## WORK TO COMPLETE
Print each line of the listing once more, precisely as given.

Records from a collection
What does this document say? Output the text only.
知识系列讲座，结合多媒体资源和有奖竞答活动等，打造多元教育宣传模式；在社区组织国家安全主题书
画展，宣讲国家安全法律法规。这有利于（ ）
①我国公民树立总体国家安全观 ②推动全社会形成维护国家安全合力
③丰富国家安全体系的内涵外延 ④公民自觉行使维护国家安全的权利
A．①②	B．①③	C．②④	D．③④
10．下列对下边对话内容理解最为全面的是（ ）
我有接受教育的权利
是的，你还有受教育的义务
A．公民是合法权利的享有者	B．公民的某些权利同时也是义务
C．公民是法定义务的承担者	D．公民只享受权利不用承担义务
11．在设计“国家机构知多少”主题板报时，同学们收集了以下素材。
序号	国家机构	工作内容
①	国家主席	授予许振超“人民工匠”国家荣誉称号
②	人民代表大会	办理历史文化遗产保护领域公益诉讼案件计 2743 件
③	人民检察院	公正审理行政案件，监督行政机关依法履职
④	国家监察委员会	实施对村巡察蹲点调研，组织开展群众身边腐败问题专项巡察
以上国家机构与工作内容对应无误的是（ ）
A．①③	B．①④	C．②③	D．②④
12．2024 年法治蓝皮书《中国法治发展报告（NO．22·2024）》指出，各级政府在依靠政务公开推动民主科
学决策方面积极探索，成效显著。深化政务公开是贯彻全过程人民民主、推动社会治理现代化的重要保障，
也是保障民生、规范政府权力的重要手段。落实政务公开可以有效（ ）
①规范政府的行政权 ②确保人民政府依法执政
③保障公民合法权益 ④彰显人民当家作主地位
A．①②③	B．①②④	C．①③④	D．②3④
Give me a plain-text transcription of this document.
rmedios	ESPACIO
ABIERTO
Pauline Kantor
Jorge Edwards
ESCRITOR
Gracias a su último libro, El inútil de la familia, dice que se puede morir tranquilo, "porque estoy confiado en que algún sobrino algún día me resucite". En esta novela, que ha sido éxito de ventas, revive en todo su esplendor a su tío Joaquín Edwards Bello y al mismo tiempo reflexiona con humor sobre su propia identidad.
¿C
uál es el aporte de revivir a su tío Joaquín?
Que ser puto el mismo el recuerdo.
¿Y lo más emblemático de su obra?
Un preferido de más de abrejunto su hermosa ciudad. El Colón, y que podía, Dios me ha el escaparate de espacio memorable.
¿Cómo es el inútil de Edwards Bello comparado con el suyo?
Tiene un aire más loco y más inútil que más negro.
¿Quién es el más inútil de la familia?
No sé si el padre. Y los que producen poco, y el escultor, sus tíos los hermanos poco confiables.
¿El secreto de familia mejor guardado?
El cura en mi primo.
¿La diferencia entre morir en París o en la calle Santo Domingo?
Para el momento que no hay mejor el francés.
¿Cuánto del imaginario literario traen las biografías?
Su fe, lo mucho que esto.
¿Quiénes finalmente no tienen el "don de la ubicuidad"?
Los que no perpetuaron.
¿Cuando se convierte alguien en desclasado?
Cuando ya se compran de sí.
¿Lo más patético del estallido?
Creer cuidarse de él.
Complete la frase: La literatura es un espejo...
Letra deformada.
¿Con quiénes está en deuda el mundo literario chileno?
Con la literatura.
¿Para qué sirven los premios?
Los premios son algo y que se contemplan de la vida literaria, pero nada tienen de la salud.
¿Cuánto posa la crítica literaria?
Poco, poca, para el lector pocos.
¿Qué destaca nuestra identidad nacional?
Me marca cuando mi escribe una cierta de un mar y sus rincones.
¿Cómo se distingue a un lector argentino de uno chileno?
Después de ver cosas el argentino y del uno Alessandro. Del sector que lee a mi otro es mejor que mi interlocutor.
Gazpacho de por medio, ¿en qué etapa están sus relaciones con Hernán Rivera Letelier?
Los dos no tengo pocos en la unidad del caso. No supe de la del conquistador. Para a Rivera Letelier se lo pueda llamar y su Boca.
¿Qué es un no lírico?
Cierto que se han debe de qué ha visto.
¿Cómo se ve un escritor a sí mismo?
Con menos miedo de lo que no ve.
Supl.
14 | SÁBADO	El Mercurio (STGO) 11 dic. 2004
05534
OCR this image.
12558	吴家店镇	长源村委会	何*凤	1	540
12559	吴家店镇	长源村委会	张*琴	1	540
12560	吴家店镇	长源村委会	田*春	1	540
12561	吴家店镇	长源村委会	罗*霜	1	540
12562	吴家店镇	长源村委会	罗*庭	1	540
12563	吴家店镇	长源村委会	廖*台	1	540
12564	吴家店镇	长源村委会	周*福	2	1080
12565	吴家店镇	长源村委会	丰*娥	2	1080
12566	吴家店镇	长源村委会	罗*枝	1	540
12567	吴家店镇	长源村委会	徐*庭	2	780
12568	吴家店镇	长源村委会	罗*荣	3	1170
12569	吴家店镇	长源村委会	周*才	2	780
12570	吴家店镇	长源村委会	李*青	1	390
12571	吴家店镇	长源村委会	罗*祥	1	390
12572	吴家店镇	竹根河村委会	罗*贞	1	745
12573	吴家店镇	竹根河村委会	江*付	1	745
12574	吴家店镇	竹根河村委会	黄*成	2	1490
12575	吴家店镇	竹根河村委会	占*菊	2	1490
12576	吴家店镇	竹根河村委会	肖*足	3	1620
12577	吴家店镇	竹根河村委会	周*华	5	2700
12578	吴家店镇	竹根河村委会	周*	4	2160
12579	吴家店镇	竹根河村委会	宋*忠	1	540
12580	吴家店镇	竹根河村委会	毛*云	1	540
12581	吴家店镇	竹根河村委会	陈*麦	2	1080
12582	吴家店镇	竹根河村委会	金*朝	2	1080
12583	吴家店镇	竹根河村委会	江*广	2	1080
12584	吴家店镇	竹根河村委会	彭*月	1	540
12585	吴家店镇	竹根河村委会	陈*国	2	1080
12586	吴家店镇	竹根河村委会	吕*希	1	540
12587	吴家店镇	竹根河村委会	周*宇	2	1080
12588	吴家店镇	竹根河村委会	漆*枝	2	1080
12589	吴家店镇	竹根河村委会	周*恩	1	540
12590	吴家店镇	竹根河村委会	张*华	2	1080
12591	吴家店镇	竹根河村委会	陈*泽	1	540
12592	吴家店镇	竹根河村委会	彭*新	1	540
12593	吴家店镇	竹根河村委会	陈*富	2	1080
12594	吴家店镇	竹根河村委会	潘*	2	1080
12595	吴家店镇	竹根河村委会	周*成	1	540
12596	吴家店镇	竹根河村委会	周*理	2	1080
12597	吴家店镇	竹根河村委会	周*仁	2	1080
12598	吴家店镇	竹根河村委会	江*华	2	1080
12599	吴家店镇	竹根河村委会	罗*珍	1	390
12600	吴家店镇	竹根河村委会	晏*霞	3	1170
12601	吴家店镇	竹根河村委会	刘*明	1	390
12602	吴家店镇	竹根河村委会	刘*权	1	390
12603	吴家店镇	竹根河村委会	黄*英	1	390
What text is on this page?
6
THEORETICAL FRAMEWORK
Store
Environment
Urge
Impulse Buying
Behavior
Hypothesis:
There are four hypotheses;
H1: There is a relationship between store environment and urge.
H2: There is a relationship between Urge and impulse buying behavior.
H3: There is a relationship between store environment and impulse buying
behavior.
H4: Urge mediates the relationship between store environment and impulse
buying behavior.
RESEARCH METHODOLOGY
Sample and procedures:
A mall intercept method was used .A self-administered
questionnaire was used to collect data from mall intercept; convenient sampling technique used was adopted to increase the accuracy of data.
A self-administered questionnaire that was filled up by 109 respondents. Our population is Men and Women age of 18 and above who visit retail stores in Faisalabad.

## THE RESULT
What does this document say? Output the text only.
知识系列讲座，结合多媒体资源和有奖竞答活动等，打造多元教育宣传模式；在社区组织国家安全主题书
画展，宣讲国家安全法律法规。这有利于（ ）
①我国公民树立总体国家安全观 ②推动全社会形成维护国家安全合力
③丰富国家安全体系的内涵外延 ④公民自觉行使维护国家安全的权利
A．①②	B．①③	C．②④	D．③④
10．下列对下边对话内容理解最为全面的是（ ）
我有接受教育的权利
是的，你还有受教育的义务
A．公民是合法权利的享有者	B．公民的某些权利同时也是义务
C．公民是法定义务的承担者	D．公民只享受权利不用承担义务
11．在设计“国家机构知多少”主题板报时，同学们收集了以下素材。
序号	国家机构	工作内容
①	国家主席	授予许振超“人民工匠”国家荣誉称号
②	人民代表大会	办理历史文化遗产保护领域公益诉讼案件计 2743 件
③	人民检察院	公正审理行政案件，监督行政机关依法履职
④	国家监察委员会	实施对村巡察蹲点调研，组织开展群众身边腐败问题专项巡察
以上国家机构与工作内容对应无误的是（ ）
A．①③	B．①④	C．②③	D．②④
12．2024 年法治蓝皮书《中国法治发展报告（NO．22·2024）》指出，各级政府在依靠政务公开推动民主科
学决策方面积极探索，成效显著。深化政务公开是贯彻全过程人民民主、推动社会治理现代化的重要保障，
也是保障民生、规范政府权力的重要手段。落实政务公开可以有效（ ）
①规范政府的行政权 ②确保人民政府依法执政
③保障公民合法权益 ④彰显人民当家作主地位
A．①②③	B．①②④	C．①③④	D．②3④
Give me a plain-text transcription of this document.
rmedios	ESPACIO
ABIERTO
Pauline Kantor
Jorge Edwards
ESCRITOR
Gracias a su último libro, El inútil de la familia, dice que se puede morir tranquilo, "porque estoy confiado en que algún sobrino algún día me resucite". En esta novela, que ha sido éxito de ventas, revive en todo su esplendor a su tío Joaquín Edwards Bello y al mismo tiempo reflexiona con humor sobre su propia identidad.
¿C
uál es el aporte de revivir a su tío Joaquín?
Que ser puto el mismo el recuerdo.
¿Y lo más emblemático de su obra?
Un preferido de más de abrejunto su hermosa ciudad. El Colón, y que podía, Dios me ha el escaparate de espacio memorable.
¿Cómo es el inútil de Edwards Bello comparado con el suyo?
Tiene un aire más loco y más inútil que más negro.
¿Quién es el más inútil de la familia?
No sé si el padre. Y los que producen poco, y el escultor, sus tíos los hermanos poco confiables.
¿El secreto de familia mejor guardado?
El cura en mi primo.
¿La diferencia entre morir en París o en la calle Santo Domingo?
Para el momento que no hay mejor el francés.
¿Cuánto del imaginario literario traen las biografías?
Su fe, lo mucho que esto.
¿Quiénes finalmente no tienen el "don de la ubicuidad"?
Los que no perpetuaron.
¿Cuando se convierte alguien en desclasado?
Cuando ya se compran de sí.
¿Lo más patético del estallido?
Creer cuidarse de él.
Complete la frase: La literatura es un espejo...
Letra deformada.
¿Con quiénes está en deuda el mundo literario chileno?
Con la literatura.
¿Para qué sirven los premios?
Los premios son algo y que se contemplan de la vida literaria, pero nada tienen de la salud.
¿Cuánto posa la crítica literaria?
Poco, poca, para el lector pocos.
¿Qué destaca nuestra identidad nacional?
Me marca cuando mi escribe una cierta de un mar y sus rincones.
¿Cómo se distingue a un lector argentino de uno chileno?
Después de ver cosas el argentino y del uno Alessandro. Del sector que lee a mi otro es mejor que mi interlocutor.
Gazpacho de por medio, ¿en qué etapa están sus relaciones con Hernán Rivera Letelier?
Los dos no tengo pocos en la unidad del caso. No supe de la del conquistador. Para a Rivera Letelier se lo pueda llamar y su Boca.
¿Qué es un no lírico?
Cierto que se han debe de qué ha visto.
¿Cómo se ve un escritor a sí mismo?
Con menos miedo de lo que no ve.
Supl.
14 | SÁBADO	El Mercurio (STGO) 11 dic. 2004
05534
OCR this image.
12558	吴家店镇	长源村委会	何*凤	1	540
12559	吴家店镇	长源村委会	张*琴	1	540
12560	吴家店镇	长源村委会	田*春	1	540
12561	吴家店镇	长源村委会	罗*霜	1	540
12562	吴家店镇	长源村委会	罗*庭	1	540
12563	吴家店镇	长源村委会	廖*台	1	540
12564	吴家店镇	长源村委会	周*福	2	1080
12565	吴家店镇	长源村委会	丰*娥	2	1080
12566	吴家店镇	长源村委会	罗*枝	1	540
12567	吴家店镇	长源村委会	徐*庭	2	780
12568	吴家店镇	长源村委会	罗*荣	3	1170
12569	吴家店镇	长源村委会	周*才	2	780
12570	吴家店镇	长源村委会	李*青	1	390
12571	吴家店镇	长源村委会	罗*祥	1	390
12572	吴家店镇	竹根河村委会	罗*贞	1	745
12573	吴家店镇	竹根河村委会	江*付	1	745
12574	吴家店镇	竹根河村委会	黄*成	2	1490
12575	吴家店镇	竹根河村委会	占*菊	2	1490
12576	吴家店镇	竹根河村委会	肖*足	3	1620
12577	吴家店镇	竹根河村委会	周*华	5	2700
12578	吴家店镇	竹根河村委会	周*	4	2160
12579	吴家店镇	竹根河村委会	宋*忠	1	540
12580	吴家店镇	竹根河村委会	毛*云	1	540
12581	吴家店镇	竹根河村委会	陈*麦	2	1080
12582	吴家店镇	竹根河村委会	金*朝	2	1080
12583	吴家店镇	竹根河村委会	江*广	2	1080
12584	吴家店镇	竹根河村委会	彭*月	1	540
12585	吴家店镇	竹根河村委会	陈*国	2	1080
12586	吴家店镇	竹根河村委会	吕*希	1	540
12587	吴家店镇	竹根河村委会	周*宇	2	1080
12588	吴家店镇	竹根河村委会	漆*枝	2	1080
12589	吴家店镇	竹根河村委会	周*恩	1	540
12590	吴家店镇	竹根河村委会	张*华	2	1080
12591	吴家店镇	竹根河村委会	陈*泽	1	540
12592	吴家店镇	竹根河村委会	彭*新	1	540
12593	吴家店镇	竹根河村委会	陈*富	2	1080
12594	吴家店镇	竹根河村委会	潘*	2	1080
12595	吴家店镇	竹根河村委会	周*成	1	540
12596	吴家店镇	竹根河村委会	周*理	2	1080
12597	吴家店镇	竹根河村委会	周*仁	2	1080
12598	吴家店镇	竹根河村委会	江*华	2	1080
12599	吴家店镇	竹根河村委会	罗*珍	1	390
12600	吴家店镇	竹根河村委会	晏*霞	3	1170
12601	吴家店镇	竹根河村委会	刘*明	1	390
12602	吴家店镇	竹根河村委会	刘*权	1	390
12603	吴家店镇	竹根河村委会	黄*英	1	390
What text is on this page?
6
THEORETICAL FRAMEWORK
Store
Environment
Urge
Impulse Buying
Behavior
Hypothesis:
There are four hypotheses;
H1: There is a relationship between store environment and urge.
H2: There is a relationship between Urge and impulse buying behavior.
H3: There is a relationship between store environment and impulse buying
behavior.
H4: Urge mediates the relationship between store environment and impulse
buying behavior.
RESEARCH METHODOLOGY
Sample and procedures:
A mall intercept method was used .A self-administered
questionnaire was used to collect data from mall intercept; convenient sampling technique used was adopted to increase the accuracy of data.
A self-administered questionnaire that was filled up by 109 respondents. Our population is Men and Women age of 18 and above who visit retail stores in Faisalabad.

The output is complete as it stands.